* The problem: Locate the lines where "kokybės" occurs and copy them as they stand.

--------

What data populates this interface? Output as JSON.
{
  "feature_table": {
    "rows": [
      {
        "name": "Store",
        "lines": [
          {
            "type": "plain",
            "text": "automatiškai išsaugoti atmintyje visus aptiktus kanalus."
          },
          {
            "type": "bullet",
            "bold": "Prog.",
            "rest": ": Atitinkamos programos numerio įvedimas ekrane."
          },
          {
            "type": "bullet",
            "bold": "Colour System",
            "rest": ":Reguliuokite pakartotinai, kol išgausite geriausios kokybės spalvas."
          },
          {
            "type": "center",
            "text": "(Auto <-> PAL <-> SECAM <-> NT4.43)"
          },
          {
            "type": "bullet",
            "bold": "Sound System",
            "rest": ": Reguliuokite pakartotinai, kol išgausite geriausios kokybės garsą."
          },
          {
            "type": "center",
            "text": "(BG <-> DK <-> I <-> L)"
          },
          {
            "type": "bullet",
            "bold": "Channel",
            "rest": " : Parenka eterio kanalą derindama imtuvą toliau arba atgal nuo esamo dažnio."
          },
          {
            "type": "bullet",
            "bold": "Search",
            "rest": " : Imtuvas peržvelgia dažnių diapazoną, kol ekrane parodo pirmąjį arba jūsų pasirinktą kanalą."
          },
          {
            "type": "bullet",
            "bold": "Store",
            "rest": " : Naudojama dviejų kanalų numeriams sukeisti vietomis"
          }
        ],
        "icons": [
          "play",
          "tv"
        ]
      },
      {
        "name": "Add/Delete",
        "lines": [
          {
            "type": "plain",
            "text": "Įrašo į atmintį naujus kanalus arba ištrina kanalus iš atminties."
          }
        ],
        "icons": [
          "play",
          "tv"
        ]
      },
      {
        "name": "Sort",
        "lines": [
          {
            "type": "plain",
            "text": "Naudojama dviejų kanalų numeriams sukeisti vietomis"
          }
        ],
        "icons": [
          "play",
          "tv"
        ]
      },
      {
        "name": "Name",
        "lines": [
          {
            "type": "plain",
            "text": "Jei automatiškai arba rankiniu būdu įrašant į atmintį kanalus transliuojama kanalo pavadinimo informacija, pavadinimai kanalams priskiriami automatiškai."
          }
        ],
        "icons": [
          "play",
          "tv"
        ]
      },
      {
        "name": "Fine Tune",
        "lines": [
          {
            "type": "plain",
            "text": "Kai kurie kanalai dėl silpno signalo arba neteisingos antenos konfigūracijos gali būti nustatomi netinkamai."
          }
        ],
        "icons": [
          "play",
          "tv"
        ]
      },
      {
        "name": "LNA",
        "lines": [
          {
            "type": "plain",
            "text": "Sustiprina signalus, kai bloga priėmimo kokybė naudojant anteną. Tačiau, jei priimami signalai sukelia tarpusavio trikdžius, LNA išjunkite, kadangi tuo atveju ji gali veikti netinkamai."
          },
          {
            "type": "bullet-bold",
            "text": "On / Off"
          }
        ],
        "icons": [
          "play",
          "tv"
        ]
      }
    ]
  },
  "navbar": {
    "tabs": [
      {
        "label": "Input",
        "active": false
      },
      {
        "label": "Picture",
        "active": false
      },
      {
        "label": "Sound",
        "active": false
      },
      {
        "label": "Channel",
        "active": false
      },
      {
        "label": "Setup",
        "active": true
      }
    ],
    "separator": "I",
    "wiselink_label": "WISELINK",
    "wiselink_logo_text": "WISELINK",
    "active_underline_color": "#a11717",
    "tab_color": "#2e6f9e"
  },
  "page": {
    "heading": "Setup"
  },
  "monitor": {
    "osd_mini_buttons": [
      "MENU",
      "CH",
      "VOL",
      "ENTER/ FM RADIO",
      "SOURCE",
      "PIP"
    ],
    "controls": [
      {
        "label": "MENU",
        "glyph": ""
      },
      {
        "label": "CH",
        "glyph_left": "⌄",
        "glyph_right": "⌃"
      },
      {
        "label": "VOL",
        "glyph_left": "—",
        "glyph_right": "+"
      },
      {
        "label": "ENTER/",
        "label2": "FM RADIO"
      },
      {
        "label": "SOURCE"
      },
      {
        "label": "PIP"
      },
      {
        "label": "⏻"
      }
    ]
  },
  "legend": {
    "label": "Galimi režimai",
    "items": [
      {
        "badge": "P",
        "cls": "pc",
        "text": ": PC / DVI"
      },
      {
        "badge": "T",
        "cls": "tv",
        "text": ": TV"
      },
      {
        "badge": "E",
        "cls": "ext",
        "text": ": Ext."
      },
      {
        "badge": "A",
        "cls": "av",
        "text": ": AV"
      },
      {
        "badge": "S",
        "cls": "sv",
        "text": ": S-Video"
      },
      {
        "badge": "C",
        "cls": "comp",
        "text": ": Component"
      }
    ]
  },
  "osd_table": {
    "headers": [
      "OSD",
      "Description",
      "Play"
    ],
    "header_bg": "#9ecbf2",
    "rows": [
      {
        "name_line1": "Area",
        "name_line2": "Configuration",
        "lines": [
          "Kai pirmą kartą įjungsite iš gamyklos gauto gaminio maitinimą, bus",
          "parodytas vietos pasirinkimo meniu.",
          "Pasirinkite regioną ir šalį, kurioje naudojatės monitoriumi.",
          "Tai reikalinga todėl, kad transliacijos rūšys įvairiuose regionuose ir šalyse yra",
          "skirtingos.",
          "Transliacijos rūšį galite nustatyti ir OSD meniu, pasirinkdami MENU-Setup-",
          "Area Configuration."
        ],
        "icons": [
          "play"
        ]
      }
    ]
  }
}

--------

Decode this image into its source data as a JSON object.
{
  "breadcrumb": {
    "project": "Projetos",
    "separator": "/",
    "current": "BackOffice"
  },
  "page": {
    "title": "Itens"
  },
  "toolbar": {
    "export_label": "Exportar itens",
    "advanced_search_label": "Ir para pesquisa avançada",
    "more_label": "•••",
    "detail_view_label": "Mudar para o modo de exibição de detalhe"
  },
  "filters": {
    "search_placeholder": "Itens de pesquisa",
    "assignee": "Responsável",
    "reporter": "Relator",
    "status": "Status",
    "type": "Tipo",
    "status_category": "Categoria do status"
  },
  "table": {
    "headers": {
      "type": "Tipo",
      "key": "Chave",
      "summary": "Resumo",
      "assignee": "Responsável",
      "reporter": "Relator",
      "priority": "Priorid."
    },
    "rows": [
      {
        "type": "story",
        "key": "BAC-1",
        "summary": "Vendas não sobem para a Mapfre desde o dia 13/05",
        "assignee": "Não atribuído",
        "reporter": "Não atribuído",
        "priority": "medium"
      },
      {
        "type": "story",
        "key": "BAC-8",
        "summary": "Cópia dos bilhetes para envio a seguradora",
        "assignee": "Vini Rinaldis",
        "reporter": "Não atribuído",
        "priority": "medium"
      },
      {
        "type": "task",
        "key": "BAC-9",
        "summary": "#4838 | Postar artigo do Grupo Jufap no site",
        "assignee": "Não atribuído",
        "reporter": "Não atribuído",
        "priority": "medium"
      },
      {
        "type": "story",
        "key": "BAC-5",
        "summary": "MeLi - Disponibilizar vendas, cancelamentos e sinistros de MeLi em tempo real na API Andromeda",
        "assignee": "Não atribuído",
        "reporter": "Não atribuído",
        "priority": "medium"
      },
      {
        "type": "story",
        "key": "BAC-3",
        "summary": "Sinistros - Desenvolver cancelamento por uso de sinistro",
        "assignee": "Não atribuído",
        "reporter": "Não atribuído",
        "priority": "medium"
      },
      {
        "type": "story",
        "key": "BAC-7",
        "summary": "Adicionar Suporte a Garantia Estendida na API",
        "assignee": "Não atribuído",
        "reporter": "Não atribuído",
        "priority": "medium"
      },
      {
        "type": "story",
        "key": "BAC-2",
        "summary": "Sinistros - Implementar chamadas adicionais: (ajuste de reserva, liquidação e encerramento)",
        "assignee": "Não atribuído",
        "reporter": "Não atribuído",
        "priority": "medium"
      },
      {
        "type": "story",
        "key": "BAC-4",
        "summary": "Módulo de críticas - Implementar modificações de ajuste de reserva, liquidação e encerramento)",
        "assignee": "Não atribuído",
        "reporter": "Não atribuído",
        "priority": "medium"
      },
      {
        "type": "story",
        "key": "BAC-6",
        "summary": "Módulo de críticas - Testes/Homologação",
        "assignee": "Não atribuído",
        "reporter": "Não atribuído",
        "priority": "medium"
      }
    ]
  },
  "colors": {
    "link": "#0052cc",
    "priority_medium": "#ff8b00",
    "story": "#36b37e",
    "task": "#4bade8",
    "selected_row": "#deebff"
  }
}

--------

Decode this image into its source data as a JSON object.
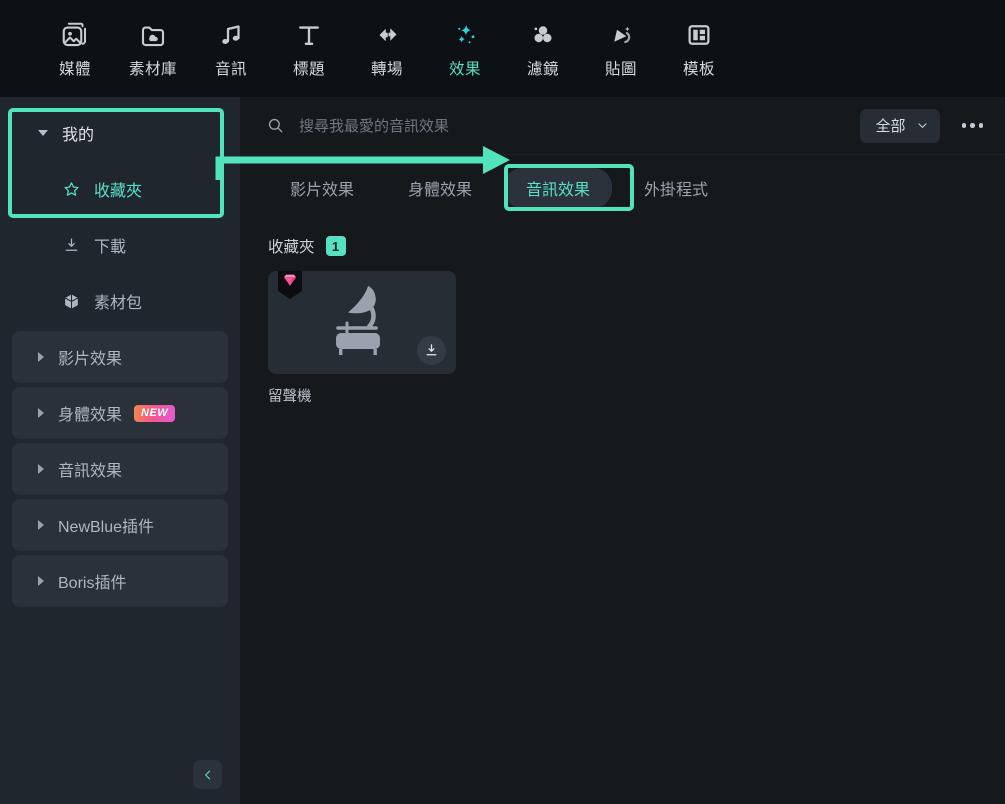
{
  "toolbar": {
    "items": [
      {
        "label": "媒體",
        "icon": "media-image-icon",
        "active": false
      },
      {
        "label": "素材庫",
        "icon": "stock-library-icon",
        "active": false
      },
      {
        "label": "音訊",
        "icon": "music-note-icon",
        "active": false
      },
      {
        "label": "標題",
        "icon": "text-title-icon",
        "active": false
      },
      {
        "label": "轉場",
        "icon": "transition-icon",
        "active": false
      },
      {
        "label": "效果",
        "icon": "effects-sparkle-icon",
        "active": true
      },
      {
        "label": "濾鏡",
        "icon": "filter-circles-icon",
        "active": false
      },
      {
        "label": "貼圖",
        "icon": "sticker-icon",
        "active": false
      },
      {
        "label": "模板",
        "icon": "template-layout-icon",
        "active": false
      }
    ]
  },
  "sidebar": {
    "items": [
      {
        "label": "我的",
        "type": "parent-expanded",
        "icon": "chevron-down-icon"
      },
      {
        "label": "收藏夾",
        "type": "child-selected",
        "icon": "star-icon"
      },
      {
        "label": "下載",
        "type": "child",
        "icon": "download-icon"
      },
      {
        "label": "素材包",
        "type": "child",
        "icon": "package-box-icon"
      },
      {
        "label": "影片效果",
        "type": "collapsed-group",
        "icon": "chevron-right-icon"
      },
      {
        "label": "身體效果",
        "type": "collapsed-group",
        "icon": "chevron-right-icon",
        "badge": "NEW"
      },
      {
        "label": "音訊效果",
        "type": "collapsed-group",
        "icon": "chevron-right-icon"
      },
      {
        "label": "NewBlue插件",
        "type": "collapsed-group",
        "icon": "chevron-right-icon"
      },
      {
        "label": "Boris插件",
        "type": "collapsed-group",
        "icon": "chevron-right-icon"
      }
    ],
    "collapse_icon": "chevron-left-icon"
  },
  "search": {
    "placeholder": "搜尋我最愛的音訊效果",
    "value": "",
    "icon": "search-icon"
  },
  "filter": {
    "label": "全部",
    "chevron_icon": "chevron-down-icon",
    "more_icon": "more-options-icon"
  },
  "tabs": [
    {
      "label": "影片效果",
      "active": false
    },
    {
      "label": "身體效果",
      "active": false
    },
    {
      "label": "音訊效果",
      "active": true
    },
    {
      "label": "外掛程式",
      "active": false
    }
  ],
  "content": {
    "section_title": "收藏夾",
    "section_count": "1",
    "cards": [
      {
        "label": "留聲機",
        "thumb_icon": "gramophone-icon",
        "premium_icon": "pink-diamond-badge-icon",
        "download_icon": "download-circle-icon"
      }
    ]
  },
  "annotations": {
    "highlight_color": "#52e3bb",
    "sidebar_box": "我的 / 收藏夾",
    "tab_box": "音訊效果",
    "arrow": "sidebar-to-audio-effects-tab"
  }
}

--------

* Result for this exercise:
            "rest": ":Reguliuokite pakartotinai, kol išgausite geriausios kokybės spalvas."
            "rest": ": Reguliuokite pakartotinai, kol išgausite geriausios kokybės garsą."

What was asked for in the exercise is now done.